* **Records from a collection of figures**:
::::::

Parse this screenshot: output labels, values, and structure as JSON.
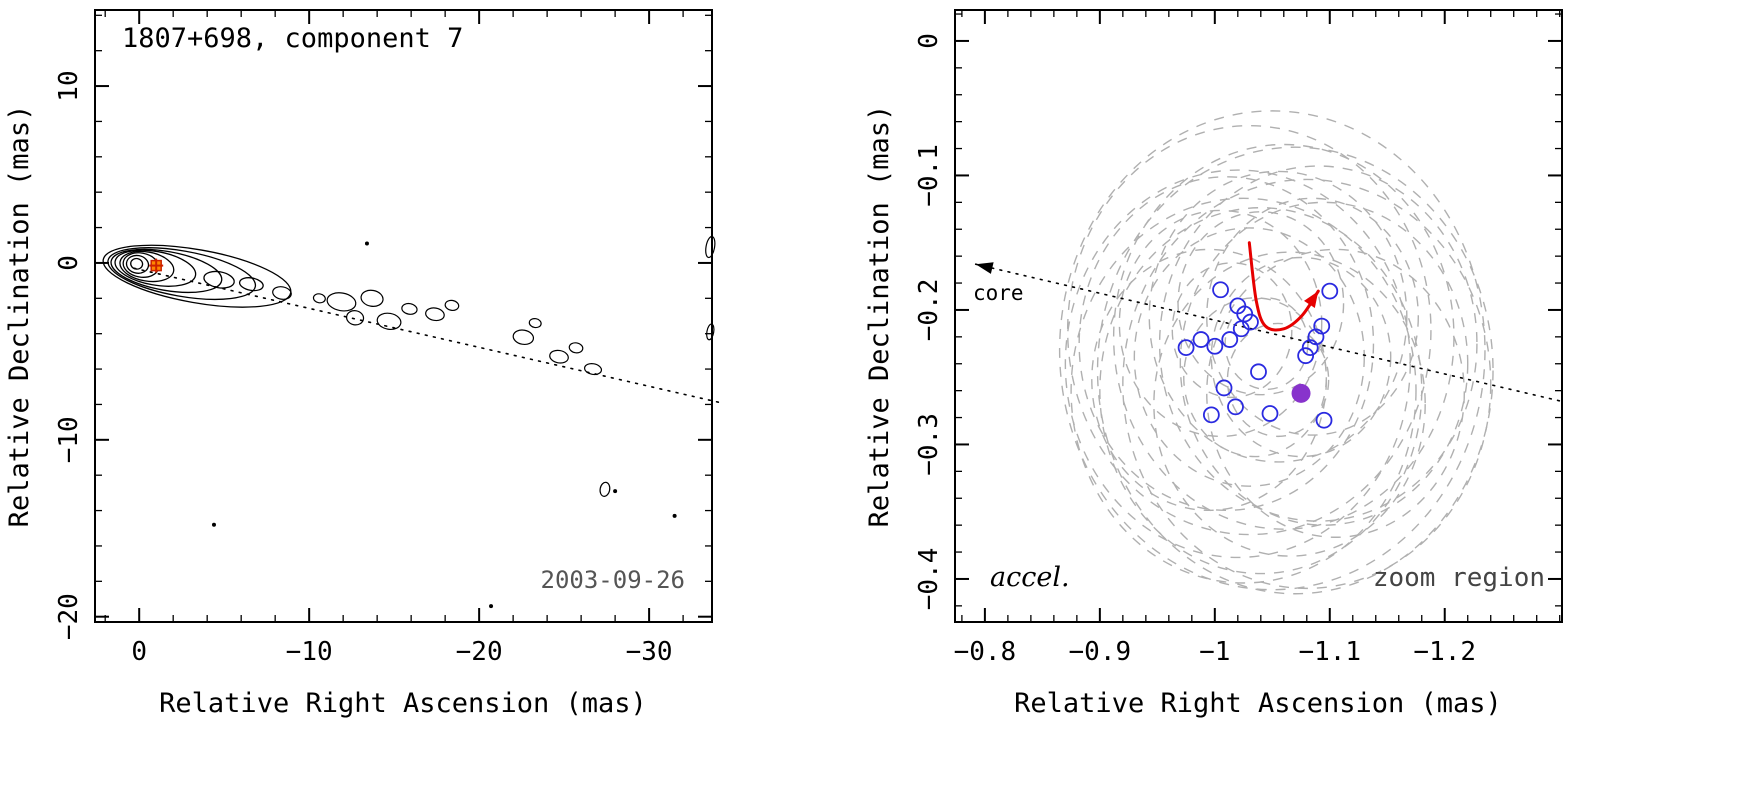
{
  "figure": {
    "background": "#ffffff",
    "axis_color": "#000000"
  },
  "chart_data": [
    {
      "panel": "left",
      "type": "contour",
      "title": "1807+698, component 7",
      "xlabel": "Relative Right Ascension (mas)",
      "ylabel": "Relative Declination (mas)",
      "xlim": [
        2.6,
        -33.7
      ],
      "ylim": [
        -20.3,
        14.3
      ],
      "xticks": [
        0,
        -10,
        -20,
        -30
      ],
      "xtick_labels": [
        "0",
        "−10",
        "−20",
        "−30"
      ],
      "xminor": 2,
      "yticks": [
        10,
        0,
        -10,
        -20
      ],
      "ytick_labels": [
        "10",
        "0",
        "−10",
        "−20"
      ],
      "yminor": 2,
      "date_label": "2003-09-26",
      "trajectory": {
        "x1": 0.3,
        "y1": -0.3,
        "x2": -34.2,
        "y2": -7.9
      },
      "marker": {
        "x": -1.0,
        "y": -0.15,
        "fill": "#ff8800",
        "edge": "#cc2200"
      },
      "contour_rot_deg": 10,
      "core_contours": [
        {
          "cx": 0.15,
          "cy": -0.05,
          "rx": 0.35,
          "ry": 0.3
        },
        {
          "cx": 0.1,
          "cy": -0.08,
          "rx": 0.65,
          "ry": 0.5
        },
        {
          "cx": -0.1,
          "cy": -0.12,
          "rx": 1.05,
          "ry": 0.68
        },
        {
          "cx": -0.45,
          "cy": -0.2,
          "rx": 1.6,
          "ry": 0.82
        },
        {
          "cx": -0.95,
          "cy": -0.3,
          "rx": 2.4,
          "ry": 0.95
        },
        {
          "cx": -1.6,
          "cy": -0.45,
          "rx": 3.3,
          "ry": 1.1
        },
        {
          "cx": -2.5,
          "cy": -0.6,
          "rx": 4.4,
          "ry": 1.28
        },
        {
          "cx": -3.4,
          "cy": -0.75,
          "rx": 5.6,
          "ry": 1.5
        },
        {
          "cx": -4.7,
          "cy": -0.95,
          "rx": 0.9,
          "ry": 0.45
        },
        {
          "cx": -6.6,
          "cy": -1.2,
          "rx": 0.7,
          "ry": 0.35
        }
      ],
      "blobs": [
        [
          -8.4,
          -1.7,
          0.55,
          0.35
        ],
        [
          -10.6,
          -2.0,
          0.35,
          0.25
        ],
        [
          -11.9,
          -2.2,
          0.85,
          0.5
        ],
        [
          -12.7,
          -3.1,
          0.5,
          0.4
        ],
        [
          -13.7,
          -2.0,
          0.65,
          0.45
        ],
        [
          -14.7,
          -3.3,
          0.7,
          0.45
        ],
        [
          -15.9,
          -2.6,
          0.45,
          0.3
        ],
        [
          -17.4,
          -2.9,
          0.55,
          0.35
        ],
        [
          -18.4,
          -2.4,
          0.4,
          0.28
        ],
        [
          -22.6,
          -4.2,
          0.6,
          0.4
        ],
        [
          -23.3,
          -3.4,
          0.35,
          0.25
        ],
        [
          -24.7,
          -5.3,
          0.55,
          0.35
        ],
        [
          -25.7,
          -4.8,
          0.4,
          0.28
        ],
        [
          -26.7,
          -6.0,
          0.5,
          0.3
        ],
        [
          -27.4,
          -12.8,
          0.28,
          0.4
        ],
        [
          -33.6,
          0.9,
          0.25,
          0.6
        ],
        [
          -33.6,
          -3.9,
          0.2,
          0.45
        ]
      ],
      "dots": [
        [
          -13.4,
          1.1
        ],
        [
          -4.4,
          -14.8
        ],
        [
          -20.7,
          -19.4
        ],
        [
          -28.0,
          -12.9
        ],
        [
          -31.5,
          -14.3
        ]
      ]
    },
    {
      "panel": "right",
      "type": "scatter",
      "xlabel": "Relative Right Ascension (mas)",
      "ylabel": "Relative Declination (mas)",
      "xlim": [
        -0.774,
        -1.302
      ],
      "ylim": [
        -0.432,
        0.023
      ],
      "xticks": [
        -0.8,
        -0.9,
        -1.0,
        -1.1,
        -1.2
      ],
      "xtick_labels": [
        "−0.8",
        "−0.9",
        "−1",
        "−1.1",
        "−1.2"
      ],
      "xminor": 0.02,
      "yticks": [
        0,
        -0.1,
        -0.2,
        -0.3,
        -0.4
      ],
      "ytick_labels": [
        "0",
        "−0.1",
        "−0.2",
        "−0.3",
        "−0.4"
      ],
      "yminor": 0.02,
      "labels": {
        "core": "core",
        "accel": "accel.",
        "zoom_region": "zoom region"
      },
      "colors": {
        "points": "#2a2ae0",
        "filled_point": "#8833cc",
        "arrow": "#e60000",
        "ellipses": "#b0b0b0"
      },
      "points": [
        [
          -1.005,
          -0.185
        ],
        [
          -1.02,
          -0.197
        ],
        [
          -1.026,
          -0.203
        ],
        [
          -1.031,
          -0.209
        ],
        [
          -1.023,
          -0.214
        ],
        [
          -1.1,
          -0.186
        ],
        [
          -1.093,
          -0.212
        ],
        [
          -1.088,
          -0.22
        ],
        [
          -1.083,
          -0.228
        ],
        [
          -1.079,
          -0.234
        ],
        [
          -0.975,
          -0.228
        ],
        [
          -0.988,
          -0.222
        ],
        [
          -1.0,
          -0.227
        ],
        [
          -1.013,
          -0.222
        ],
        [
          -1.038,
          -0.246
        ],
        [
          -1.008,
          -0.258
        ],
        [
          -1.018,
          -0.272
        ],
        [
          -0.997,
          -0.278
        ],
        [
          -1.048,
          -0.277
        ],
        [
          -1.095,
          -0.282
        ]
      ],
      "filled_point": [
        -1.075,
        -0.262
      ],
      "error_ellipses": [
        [
          -1.05,
          -0.23,
          0.185,
          0.178
        ],
        [
          -1.07,
          -0.245,
          0.172,
          0.166
        ],
        [
          -1.03,
          -0.215,
          0.158,
          0.152
        ],
        [
          -1.06,
          -0.22,
          0.148,
          0.143
        ],
        [
          -1.02,
          -0.24,
          0.15,
          0.144
        ],
        [
          -1.08,
          -0.255,
          0.16,
          0.152
        ],
        [
          -1.04,
          -0.26,
          0.14,
          0.136
        ],
        [
          -1.01,
          -0.225,
          0.128,
          0.124
        ],
        [
          -1.09,
          -0.225,
          0.138,
          0.132
        ],
        [
          -1.03,
          -0.235,
          0.1,
          0.096
        ],
        [
          -1.055,
          -0.205,
          0.112,
          0.108
        ],
        [
          -1.025,
          -0.26,
          0.15,
          0.143
        ],
        [
          -1.095,
          -0.24,
          0.125,
          0.12
        ],
        [
          -1.005,
          -0.21,
          0.088,
          0.084
        ],
        [
          -1.065,
          -0.27,
          0.118,
          0.113
        ],
        [
          -1.04,
          -0.195,
          0.072,
          0.068
        ],
        [
          -1.035,
          -0.25,
          0.062,
          0.059
        ],
        [
          -1.075,
          -0.235,
          0.078,
          0.074
        ],
        [
          -1.015,
          -0.215,
          0.052,
          0.05
        ],
        [
          -1.055,
          -0.252,
          0.044,
          0.042
        ],
        [
          -1.085,
          -0.205,
          0.092,
          0.088
        ],
        [
          -0.995,
          -0.252,
          0.102,
          0.097
        ],
        [
          -1.105,
          -0.262,
          0.112,
          0.107
        ],
        [
          -1.045,
          -0.225,
          0.036,
          0.034
        ]
      ],
      "accel_arrow": [
        [
          -1.03,
          -0.15
        ],
        [
          -1.036,
          -0.193
        ],
        [
          -1.044,
          -0.212
        ],
        [
          -1.06,
          -0.214
        ],
        [
          -1.076,
          -0.204
        ],
        [
          -1.09,
          -0.186
        ]
      ],
      "core_line": {
        "x1": -0.792,
        "y1": -0.166,
        "x2": -1.302,
        "y2": -0.268
      }
    }
  ]
}
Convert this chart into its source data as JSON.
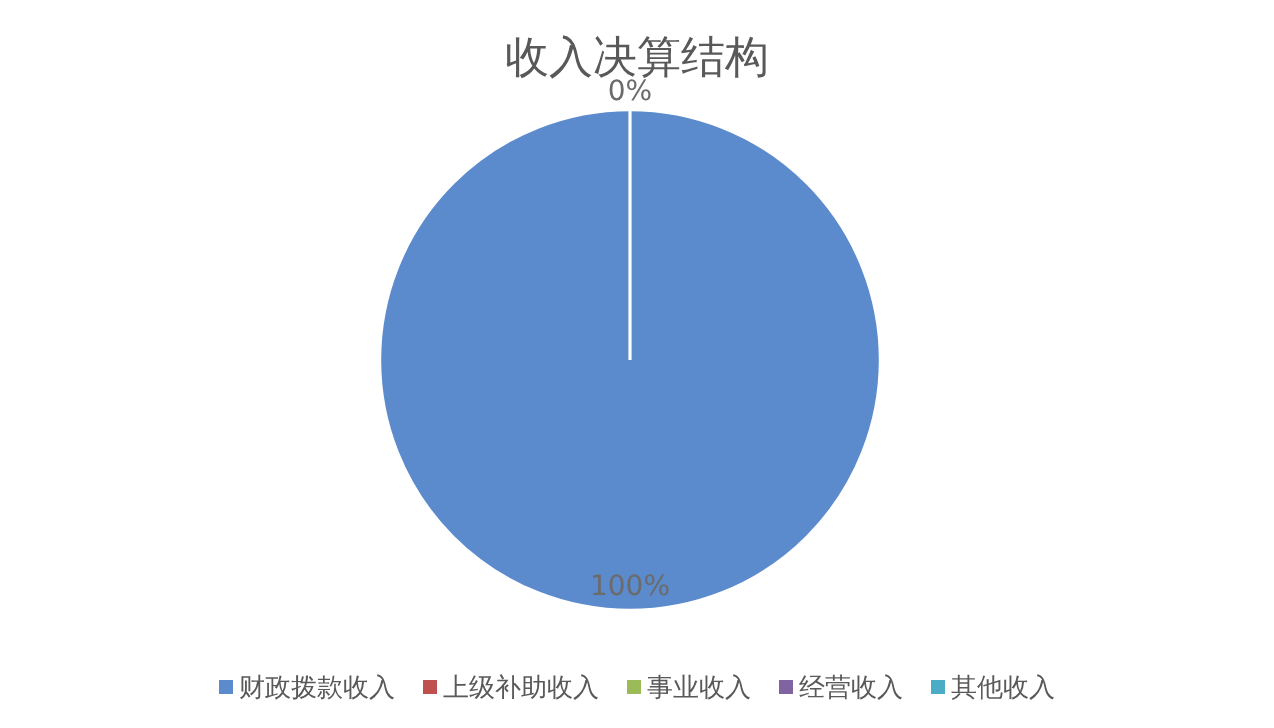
{
  "chart_data": {
    "type": "pie",
    "title": "收入决算结构",
    "categories": [
      "财政拨款收入",
      "上级补助收入",
      "事业收入",
      "经营收入",
      "其他收入"
    ],
    "values": [
      100,
      0,
      0,
      0,
      0
    ],
    "colors": [
      "#5b8bcd",
      "#c0504d",
      "#9bbb59",
      "#8064a2",
      "#4bacc6"
    ],
    "value_labels": [
      "100%",
      "0%",
      null,
      null,
      null
    ],
    "legend": "bottom"
  }
}
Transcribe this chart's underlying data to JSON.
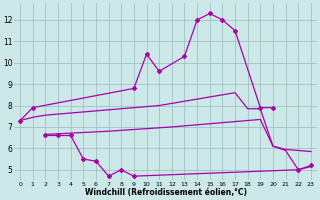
{
  "bg_color": "#cce8e8",
  "line_color": "#aa00aa",
  "grid_color": "#99bbbb",
  "xlabel": "Windchill (Refroidissement éolien,°C)",
  "ylabel_vals": [
    5,
    6,
    7,
    8,
    9,
    10,
    11,
    12
  ],
  "ylim": [
    4.5,
    12.8
  ],
  "xlim": [
    -0.5,
    23.5
  ],
  "s1_x": [
    0,
    1,
    9,
    10,
    11,
    13,
    14,
    15,
    16,
    17,
    19,
    20
  ],
  "s1_y": [
    7.3,
    7.9,
    8.8,
    10.4,
    9.6,
    10.3,
    12.0,
    12.3,
    12.0,
    11.5,
    7.9,
    7.9
  ],
  "s2_x": [
    2,
    3,
    4,
    5,
    6,
    7,
    8,
    9,
    22,
    23
  ],
  "s2_y": [
    6.6,
    6.6,
    6.6,
    5.5,
    5.4,
    4.7,
    5.0,
    4.7,
    5.0,
    5.2
  ],
  "smooth_upper_x": [
    0,
    1,
    2,
    3,
    4,
    5,
    6,
    7,
    8,
    9,
    10,
    11,
    12,
    13,
    14,
    15,
    16,
    17,
    18,
    19,
    20,
    21,
    22,
    23
  ],
  "smooth_upper_y": [
    7.3,
    7.45,
    7.55,
    7.6,
    7.65,
    7.7,
    7.75,
    7.8,
    7.85,
    7.9,
    7.95,
    8.0,
    8.1,
    8.2,
    8.3,
    8.4,
    8.5,
    8.6,
    7.85,
    7.85,
    6.1,
    5.95,
    5.9,
    5.85
  ],
  "smooth_lower_x": [
    2,
    3,
    4,
    5,
    6,
    7,
    8,
    9,
    10,
    11,
    12,
    13,
    14,
    15,
    16,
    17,
    18,
    19,
    20,
    21,
    22,
    23
  ],
  "smooth_lower_y": [
    6.65,
    6.68,
    6.71,
    6.74,
    6.77,
    6.8,
    6.84,
    6.88,
    6.92,
    6.96,
    7.0,
    7.05,
    7.1,
    7.15,
    7.2,
    7.25,
    7.3,
    7.35,
    6.1,
    5.9,
    5.0,
    5.15
  ]
}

::::::

* **WORK TO BE COMPLETED**:
Pull every line containing the word "this" out of the entries above.

* **TASK SOLUTION**:
Parse this screenshot: output labels, values, and structure as JSON.
Convert this chart into its source data as JSON.
Transcribe this chart's underlying data to JSON.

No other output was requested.